Narrow the data below down to the lines containing "color".

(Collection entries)
---
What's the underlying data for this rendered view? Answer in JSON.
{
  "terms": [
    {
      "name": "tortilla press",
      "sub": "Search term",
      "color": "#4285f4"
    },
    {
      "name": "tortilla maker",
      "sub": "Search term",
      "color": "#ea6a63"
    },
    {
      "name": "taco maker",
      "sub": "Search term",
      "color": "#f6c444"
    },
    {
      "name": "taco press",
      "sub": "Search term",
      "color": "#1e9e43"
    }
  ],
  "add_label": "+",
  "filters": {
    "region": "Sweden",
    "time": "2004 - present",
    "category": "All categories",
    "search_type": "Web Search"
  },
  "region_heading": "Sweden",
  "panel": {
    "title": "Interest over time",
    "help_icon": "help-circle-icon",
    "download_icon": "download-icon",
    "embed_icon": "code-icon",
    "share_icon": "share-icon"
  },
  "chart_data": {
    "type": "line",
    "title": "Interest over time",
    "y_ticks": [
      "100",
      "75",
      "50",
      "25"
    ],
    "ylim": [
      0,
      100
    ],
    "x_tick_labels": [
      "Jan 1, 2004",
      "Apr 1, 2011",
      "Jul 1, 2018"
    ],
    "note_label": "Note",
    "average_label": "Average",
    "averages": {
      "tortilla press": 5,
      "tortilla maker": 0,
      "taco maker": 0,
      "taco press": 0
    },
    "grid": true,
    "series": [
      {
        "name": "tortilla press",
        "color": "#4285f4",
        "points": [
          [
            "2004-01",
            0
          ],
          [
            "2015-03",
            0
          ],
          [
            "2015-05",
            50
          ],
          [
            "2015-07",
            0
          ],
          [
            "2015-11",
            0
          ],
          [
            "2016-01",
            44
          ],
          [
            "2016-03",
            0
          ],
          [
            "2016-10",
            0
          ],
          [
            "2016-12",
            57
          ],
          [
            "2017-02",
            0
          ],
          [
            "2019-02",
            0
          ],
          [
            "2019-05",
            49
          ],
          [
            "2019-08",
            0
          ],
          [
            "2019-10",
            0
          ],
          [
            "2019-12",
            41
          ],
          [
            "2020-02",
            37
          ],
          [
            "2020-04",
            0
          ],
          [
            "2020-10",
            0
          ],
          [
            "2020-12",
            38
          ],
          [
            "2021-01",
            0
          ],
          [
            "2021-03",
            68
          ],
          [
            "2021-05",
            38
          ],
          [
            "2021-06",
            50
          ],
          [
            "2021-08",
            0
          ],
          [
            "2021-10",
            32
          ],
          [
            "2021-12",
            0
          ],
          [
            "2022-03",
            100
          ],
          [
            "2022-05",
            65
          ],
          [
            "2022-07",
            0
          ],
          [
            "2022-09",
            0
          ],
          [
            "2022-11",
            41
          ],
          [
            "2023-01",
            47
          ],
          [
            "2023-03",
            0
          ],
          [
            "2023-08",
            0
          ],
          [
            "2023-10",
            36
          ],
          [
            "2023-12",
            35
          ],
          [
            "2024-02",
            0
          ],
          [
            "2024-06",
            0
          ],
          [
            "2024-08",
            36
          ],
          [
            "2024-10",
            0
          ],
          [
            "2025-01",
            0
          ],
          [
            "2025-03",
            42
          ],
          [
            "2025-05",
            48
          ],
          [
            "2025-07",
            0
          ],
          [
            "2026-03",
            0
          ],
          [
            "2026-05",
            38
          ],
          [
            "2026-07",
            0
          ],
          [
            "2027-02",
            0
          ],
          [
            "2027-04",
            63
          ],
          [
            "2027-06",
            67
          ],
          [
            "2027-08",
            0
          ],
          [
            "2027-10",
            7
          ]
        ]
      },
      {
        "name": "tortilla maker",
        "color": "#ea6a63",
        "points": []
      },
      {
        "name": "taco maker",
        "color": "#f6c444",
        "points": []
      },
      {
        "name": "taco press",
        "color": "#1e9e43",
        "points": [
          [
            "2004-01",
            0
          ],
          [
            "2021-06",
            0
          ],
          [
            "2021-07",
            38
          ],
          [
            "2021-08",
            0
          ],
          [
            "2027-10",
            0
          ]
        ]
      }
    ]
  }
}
---
_THE COMPLETED TASK_:
      "color": "#4285f4"
      "color": "#ea6a63"
      "color": "#f6c444"
      "color": "#1e9e43"
        "color": "#4285f4",
        "color": "#ea6a63",
        "color": "#f6c444",
        "color": "#1e9e43",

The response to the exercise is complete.